Begin Excerpted text
The crass side of the social media culture has quietly pervaded other areas, too. It can be felt, for instance, in the nasty insinuations and the vicious personal attacks that characterize open debates on the Internet and even in some mainstream media, or in the justice system, which now allows unsubstantiated allegations against individuals to spread without lawyers' associations raising as much as a finger against this violation of the presumption of innocence.

A case in point is Quebec's Charbonneau corruption inquiry, where a succession of "star witnesses" with questionable credibility have been labelling various public figures as accomplices in illegal deals with the encouragement of the commission.

Shortly before the Christmas recess, a commission investigator published, without explanation, a list of more than a hundred names (including politicians and business people) who had been seen at an exclusive private club that counted, among its many members, a contractor now facing fraud charges. Six months later, these persons are still tainted by this astonishing case of guilt by association. But the Quebec bar seems to be looking the other way – only a handful of defence lawyers have protested against this abuse. The media, which are madly in love with what's become Quebec's most popular TV show, have been hardly critical.
End Excerpted text
Begin Stored data
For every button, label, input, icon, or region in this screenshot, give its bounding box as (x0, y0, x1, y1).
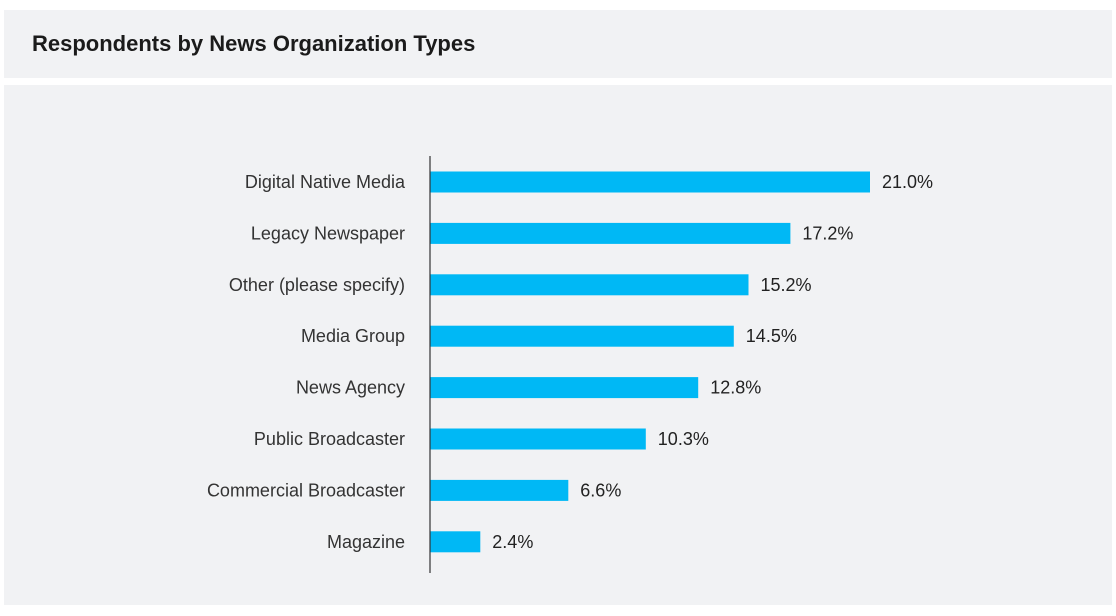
category-labels-group: Digital Native Media Legacy Newspaper Othe… (207, 172, 406, 552)
value-labels-group: 21.0% 17.2% 15.2% 14.5% 12.8% 10.3% 6.6% 2.4% (492, 172, 933, 552)
category-label-legacy-newspaper: Legacy Newspaper (251, 223, 405, 243)
bar-news-agency (430, 377, 699, 399)
bar-digital-native-media (430, 171, 870, 193)
bar-commercial-broadcaster (430, 479, 569, 501)
bar-media-group (430, 325, 734, 347)
category-label-magazine: Magazine (327, 532, 405, 552)
category-label-media-group: Media Group (301, 326, 405, 346)
category-label-other-please-specify: Other (please specify) (229, 275, 405, 295)
bars-group (430, 171, 870, 553)
category-label-news-agency: News Agency (296, 378, 405, 398)
bar-legacy-newspaper (430, 222, 791, 244)
value-label-other-please-specify: 15.2% (761, 275, 812, 295)
chart-title: Respondents by News Organization Types (32, 31, 476, 56)
value-label-media-group: 14.5% (746, 326, 797, 346)
bar-other-please-specify (430, 274, 749, 296)
category-label-digital-native-media: Digital Native Media (245, 172, 406, 192)
value-label-magazine: 2.4% (492, 532, 533, 552)
value-label-public-broadcaster: 10.3% (658, 429, 709, 449)
category-label-commercial-broadcaster: Commercial Broadcaster (207, 480, 405, 500)
category-label-public-broadcaster: Public Broadcaster (254, 429, 405, 449)
value-label-commercial-broadcaster: 6.6% (580, 480, 621, 500)
bar-public-broadcaster (430, 428, 646, 450)
bar-magazine (430, 531, 481, 553)
value-label-news-agency: 12.8% (710, 378, 761, 398)
value-label-digital-native-media: 21.0% (882, 172, 933, 192)
chart-header: Respondents by News Organization Types (4, 10, 1112, 78)
value-label-legacy-newspaper: 17.2% (802, 223, 853, 243)
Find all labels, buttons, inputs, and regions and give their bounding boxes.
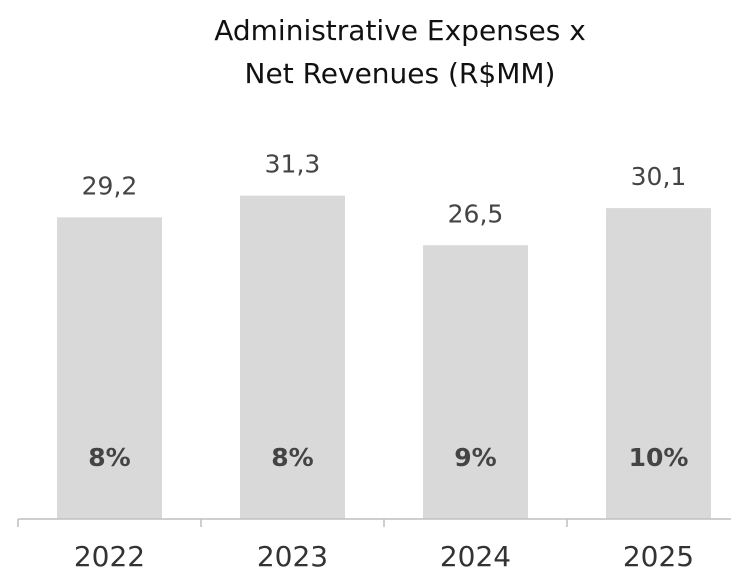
bar — [57, 217, 162, 519]
bar — [240, 195, 345, 519]
x-tick-label: 2025 — [623, 540, 694, 573]
x-tick-label: 2022 — [74, 540, 145, 573]
data-label: 30,1 — [631, 162, 687, 191]
x-tick-label: 2023 — [257, 540, 328, 573]
percent-label: 9% — [454, 443, 496, 472]
x-tick-label: 2024 — [440, 540, 511, 573]
chart-title: Net Revenues (R$MM) — [245, 57, 556, 90]
bar — [606, 208, 711, 519]
data-label: 31,3 — [265, 150, 321, 179]
data-label: 26,5 — [448, 199, 504, 228]
data-label: 29,2 — [82, 171, 138, 200]
percent-label: 10% — [629, 443, 689, 472]
chart-title: Administrative Expenses x — [214, 14, 586, 47]
bar — [423, 245, 528, 519]
percent-label: 8% — [88, 443, 130, 472]
percent-label: 8% — [271, 443, 313, 472]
End Stored data
List of tasks ▸
#1 Translate this sentence from the excerpt on the Charbonneau inquiry into French: "Six months later, these persons are still tainted by this astonishing case of guilt by association."
#2 Reproduce the excerpt on the Charbonneau inquiry verbatim from "A case in point" to "been hardly critical.".

Task answers ▸
#1 Six mois plus tard, ces personnes sont toujours entachées par ce cas étonnant de culpabilité par association.

#2
A case in point is Quebec's Charbonneau corruption inquiry, where a succession of "star witnesses" with questionable credibility have been labelling various public figures as accomplices in illegal deals with the encouragement of the commission.

Shortly before the Christmas recess, a commission investigator published, without explanation, a list of more than a hundred names (including politicians and business people) who had been seen at an exclusive private club that counted, among its many members, a contractor now facing fraud charges. Six months later, these persons are still tainted by this astonishing case of guilt by association. But the Quebec bar seems to be looking the other way – only a handful of defence lawyers have protested against this abuse. The media, which are madly in love with what's become Quebec's most popular TV show, have been hardly critical.